====== Input records

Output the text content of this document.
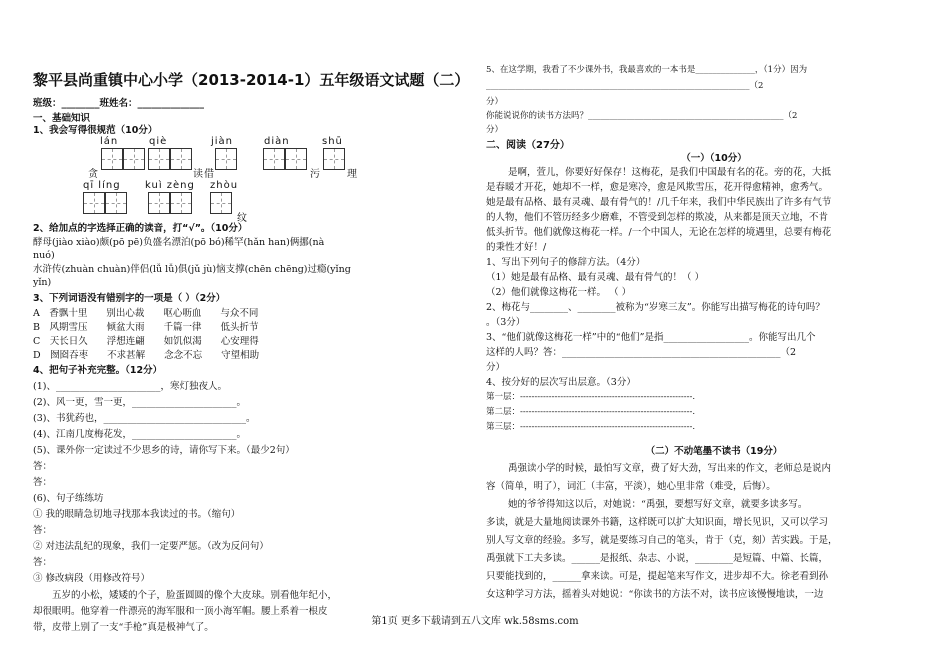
黎平县尚重镇中心小学（2013-2014-1）五年级语文试题（二）
班级：________班姓名：______________
一、基础知识
1、我会写得很规范（10分）
lán	qiè	jiàn	diàn	shū
贪	读 借	污	理
qī líng kuì zèng zhòu
纹
2、给加点的字选择正确的读音，打“√”。（10分）
酵母(jiào xiào)颇(pō pē)负盛名漂泊(pō bó)稀罕(hǎn han)俩挪(nà
nuó)
水浒传(zhuàn chuàn)伴侣(lǚ lǚ)俱(jǔ jù)恼支撑(chēn chēng)过瘾(yǐng
yǐn)
3、下列词语没有错别字的一项是（ ）（2分）
A　香飘十里　　别出心裁　　呕心呖血　　与众不同
B　风期雪压　　倾盆大雨　　千篇一律　　低头折节
C　天长日久　　浮想连翩　　如饥似渴　　心安理得
D　囫囵吞枣　　不求甚解　　念念不忘　　守望相助
4、把句子补充完整。（12分）
(1)、______________________，寒灯独夜人。
(2)、风一更，雪一更，______________________。
(3)、书犹药也，______________________________。
(4)、江南几度梅花发，______________________。
(5)、课外你一定读过不少思乡的诗，请你写下来。（最少2句）
答：
答：
(6)、句子练练坊
① 我的眼睛急切地寻找那本我读过的书。（缩句）
答：
② 对违法乱纪的现象，我们一定要严惩。（改为反问句）
答：
③ 修改病段（用修改符号）
五岁的小松，矮矮的个子，脸蛋圆圆的像个大皮球。别看他年纪小，
却很眼明。他穿着一件漂亮的海军服和一顶小海军帽。腰上系着一根皮
带，皮带上别了一支“手枪”真是极神气了。
5、在这学期，我看了不少课外书，我最喜欢的一本书是______________，（1分）因为
______________________________________________________________（2
分）
你能说说你的读书方法吗？______________________________________________（2
分）
二、阅读（27分）
（一）（10分）
是啊，萱儿，你要好好保存！这梅花，是我们中国最有名的花。旁的花，大抵
是春暖才开花，她却不一样，愈是寒冷，愈是风欺雪压，花开得愈精神，愈秀气。
她是最有品格、最有灵魂、最有骨气的！/几千年来，我们中华民族出了许多有气节
的人物，他们不管历经多少磨难，不管受到怎样的欺凌，从来都是顶天立地，不肯
低头折节。他们就像这梅花一样。/一个中国人，无论在怎样的境遇里，总要有梅花
的秉性才好！/
1、写出下列句子的修辞方法。（4分）
（1）她是最有品格、最有灵魂、最有骨气的！（ ）
（2）他们就像这梅花一样。 （ ）
2、梅花与________、________被称为“岁寒三友”。你能写出描写梅花的诗句吗？
。（3分）
3、“他们就像这梅花一样”中的“他们”是指__________________。你能写出几个
这样的人吗？答：______________________________________________（2
分）
4、按分好的层次写出层意。（3分）
第一层：------------------------------------------------------------.
第二层：------------------------------------------------------------.
第三层：------------------------------------------------------------.
（二）不动笔墨不读书（19分）
禹强读小学的时候，最怕写文章，费了好大劲，写出来的作文，老师总是说内
容（简单，明了），词汇（丰富，平淡），她心里非常（难受，后悔）。
她的爷爷得知这以后，对她说：“禹强，要想写好文章，就要多读多写。
多读，就是大量地阅读课外书籍，这样既可以扩大知识面，增长见识，又可以学习
别人写文章的经验。多写，就是要练习自己的笔头，肯于（克，刻）苦实践。于是，
禹强就下工夫多读。______是报纸、杂志、小说，________是短篇、中篇、长篇，
只要能找到的，______拿来读。可是，提起笔来写作文，进步却不大。徐老看到孙
女这种学习方法，摇着头对她说：“你读书的方法不对，读书应该慢慢地读，一边
第1页 更多下载请到五八文库 wk.58sms.com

============

Take the listing above and print it exactly, apart from the pictures.

Output the text content of this document.
黎平县尚重镇中心小学（2013-2014-1）五年级语文试题（二）
班级：________班姓名：______________
一、基础知识
1、我会写得很规范（10分）
lán	qiè	jiàn	diàn	shū
贪	读 借	污	理
qī líng kuì zèng zhòu
纹
2、给加点的字选择正确的读音，打“√”。（10分）
酵母(jiào xiào)颇(pō pē)负盛名漂泊(pō bó)稀罕(hǎn han)俩挪(nà
nuó)
水浒传(zhuàn chuàn)伴侣(lǚ lǚ)俱(jǔ jù)恼支撑(chēn chēng)过瘾(yǐng
yǐn)
3、下列词语没有错别字的一项是（ ）（2分）
A　香飘十里　　别出心裁　　呕心呖血　　与众不同
B　风期雪压　　倾盆大雨　　千篇一律　　低头折节
C　天长日久　　浮想连翩　　如饥似渴　　心安理得
D　囫囵吞枣　　不求甚解　　念念不忘　　守望相助
4、把句子补充完整。（12分）
(1)、______________________，寒灯独夜人。
(2)、风一更，雪一更，______________________。
(3)、书犹药也，______________________________。
(4)、江南几度梅花发，______________________。
(5)、课外你一定读过不少思乡的诗，请你写下来。（最少2句）
答：
答：
(6)、句子练练坊
① 我的眼睛急切地寻找那本我读过的书。（缩句）
答：
② 对违法乱纪的现象，我们一定要严惩。（改为反问句）
答：
③ 修改病段（用修改符号）
五岁的小松，矮矮的个子，脸蛋圆圆的像个大皮球。别看他年纪小，
却很眼明。他穿着一件漂亮的海军服和一顶小海军帽。腰上系着一根皮
带，皮带上别了一支“手枪”真是极神气了。
5、在这学期，我看了不少课外书，我最喜欢的一本书是______________，（1分）因为
______________________________________________________________（2
分）
你能说说你的读书方法吗？______________________________________________（2
分）
二、阅读（27分）
（一）（10分）
是啊，萱儿，你要好好保存！这梅花，是我们中国最有名的花。旁的花，大抵
是春暖才开花，她却不一样，愈是寒冷，愈是风欺雪压，花开得愈精神，愈秀气。
她是最有品格、最有灵魂、最有骨气的！/几千年来，我们中华民族出了许多有气节
的人物，他们不管历经多少磨难，不管受到怎样的欺凌，从来都是顶天立地，不肯
低头折节。他们就像这梅花一样。/一个中国人，无论在怎样的境遇里，总要有梅花
的秉性才好！/
1、写出下列句子的修辞方法。（4分）
（1）她是最有品格、最有灵魂、最有骨气的！（ ）
（2）他们就像这梅花一样。 （ ）
2、梅花与________、________被称为“岁寒三友”。你能写出描写梅花的诗句吗？
。（3分）
3、“他们就像这梅花一样”中的“他们”是指__________________。你能写出几个
这样的人吗？答：______________________________________________（2
分）
4、按分好的层次写出层意。（3分）
第一层：------------------------------------------------------------.
第二层：------------------------------------------------------------.
第三层：------------------------------------------------------------.
（二）不动笔墨不读书（19分）
禹强读小学的时候，最怕写文章，费了好大劲，写出来的作文，老师总是说内
容（简单，明了），词汇（丰富，平淡），她心里非常（难受，后悔）。
她的爷爷得知这以后，对她说：“禹强，要想写好文章，就要多读多写。
多读，就是大量地阅读课外书籍，这样既可以扩大知识面，增长见识，又可以学习
别人写文章的经验。多写，就是要练习自己的笔头，肯于（克，刻）苦实践。于是，
禹强就下工夫多读。______是报纸、杂志、小说，________是短篇、中篇、长篇，
只要能找到的，______拿来读。可是，提起笔来写作文，进步却不大。徐老看到孙
女这种学习方法，摇着头对她说：“你读书的方法不对，读书应该慢慢地读，一边
第1页 更多下载请到五八文库 wk.58sms.com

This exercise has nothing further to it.